• Description of the task: Search the data below for the word "Audits" and copy each line that holds it.

• Data for this exercise:
-=-=-=-=-

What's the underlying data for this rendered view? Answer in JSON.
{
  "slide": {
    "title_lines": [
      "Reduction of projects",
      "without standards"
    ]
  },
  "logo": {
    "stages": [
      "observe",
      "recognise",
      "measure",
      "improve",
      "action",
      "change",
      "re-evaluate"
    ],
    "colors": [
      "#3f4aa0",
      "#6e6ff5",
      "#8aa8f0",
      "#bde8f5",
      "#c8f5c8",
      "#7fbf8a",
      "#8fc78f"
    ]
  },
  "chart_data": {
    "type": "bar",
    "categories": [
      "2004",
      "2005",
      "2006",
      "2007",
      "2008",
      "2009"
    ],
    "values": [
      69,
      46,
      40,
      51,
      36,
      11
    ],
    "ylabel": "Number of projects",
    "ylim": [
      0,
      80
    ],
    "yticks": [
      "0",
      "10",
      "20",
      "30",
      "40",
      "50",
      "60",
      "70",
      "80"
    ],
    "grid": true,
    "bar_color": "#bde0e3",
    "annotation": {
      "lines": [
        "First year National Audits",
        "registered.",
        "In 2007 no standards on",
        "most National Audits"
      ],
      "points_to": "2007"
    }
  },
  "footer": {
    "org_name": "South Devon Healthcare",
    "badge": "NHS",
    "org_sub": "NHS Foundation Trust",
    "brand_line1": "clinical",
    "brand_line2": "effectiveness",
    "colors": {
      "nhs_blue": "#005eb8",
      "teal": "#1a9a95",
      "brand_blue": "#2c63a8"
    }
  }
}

-=-=-=-=-

• Answer to the task:
        "First year National Audits",
        "most National Audits"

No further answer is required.